* Start PROVIDED INFORMATION *
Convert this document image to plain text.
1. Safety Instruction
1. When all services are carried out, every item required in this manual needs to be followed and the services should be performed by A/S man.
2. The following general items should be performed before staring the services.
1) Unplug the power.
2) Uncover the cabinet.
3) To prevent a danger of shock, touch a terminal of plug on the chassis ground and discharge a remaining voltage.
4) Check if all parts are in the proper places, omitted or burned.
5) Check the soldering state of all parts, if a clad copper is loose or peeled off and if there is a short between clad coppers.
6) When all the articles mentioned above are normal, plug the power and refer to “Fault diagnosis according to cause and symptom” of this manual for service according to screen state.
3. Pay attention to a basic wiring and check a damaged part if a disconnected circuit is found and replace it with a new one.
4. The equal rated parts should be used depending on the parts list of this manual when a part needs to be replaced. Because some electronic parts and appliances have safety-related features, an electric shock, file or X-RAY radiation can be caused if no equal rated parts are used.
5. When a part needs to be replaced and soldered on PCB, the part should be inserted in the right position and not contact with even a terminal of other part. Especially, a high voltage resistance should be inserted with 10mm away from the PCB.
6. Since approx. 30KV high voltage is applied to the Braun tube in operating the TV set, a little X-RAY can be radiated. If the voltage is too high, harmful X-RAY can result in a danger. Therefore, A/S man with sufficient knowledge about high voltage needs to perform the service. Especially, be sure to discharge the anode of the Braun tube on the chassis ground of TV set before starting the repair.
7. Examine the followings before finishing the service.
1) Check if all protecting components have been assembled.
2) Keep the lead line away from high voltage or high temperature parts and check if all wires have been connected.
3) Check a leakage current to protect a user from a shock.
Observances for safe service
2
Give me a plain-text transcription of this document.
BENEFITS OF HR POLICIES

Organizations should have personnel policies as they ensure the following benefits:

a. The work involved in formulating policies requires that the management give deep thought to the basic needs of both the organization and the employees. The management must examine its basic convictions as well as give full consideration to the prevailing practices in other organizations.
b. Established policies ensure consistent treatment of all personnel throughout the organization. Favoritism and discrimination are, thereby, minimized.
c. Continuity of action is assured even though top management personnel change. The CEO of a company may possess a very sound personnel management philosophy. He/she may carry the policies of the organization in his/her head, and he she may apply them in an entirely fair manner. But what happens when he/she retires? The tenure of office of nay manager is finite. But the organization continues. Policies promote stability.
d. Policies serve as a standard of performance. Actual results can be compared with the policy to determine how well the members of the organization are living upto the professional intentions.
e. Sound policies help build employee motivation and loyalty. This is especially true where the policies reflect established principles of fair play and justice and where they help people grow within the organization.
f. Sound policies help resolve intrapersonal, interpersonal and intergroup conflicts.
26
* End PROVIDED INFORMATION *
Look above for the line containing "Give me a plain-text", then transcribe it and all lines after it through the last, exactly and with nothing else.

Give me a plain-text transcription of this document.
BENEFITS OF HR POLICIES

Organizations should have personnel policies as they ensure the following benefits:

a. The work involved in formulating policies requires that the management give deep thought to the basic needs of both the organization and the employees. The management must examine its basic convictions as well as give full consideration to the prevailing practices in other organizations.
b. Established policies ensure consistent treatment of all personnel throughout the organization. Favoritism and discrimination are, thereby, minimized.
c. Continuity of action is assured even though top management personnel change. The CEO of a company may possess a very sound personnel management philosophy. He/she may carry the policies of the organization in his/her head, and he she may apply them in an entirely fair manner. But what happens when he/she retires? The tenure of office of nay manager is finite. But the organization continues. Policies promote stability.
d. Policies serve as a standard of performance. Actual results can be compared with the policy to determine how well the members of the organization are living upto the professional intentions.
e. Sound policies help build employee motivation and loyalty. This is especially true where the policies reflect established principles of fair play and justice and where they help people grow within the organization.
f. Sound policies help resolve intrapersonal, interpersonal and intergroup conflicts.
26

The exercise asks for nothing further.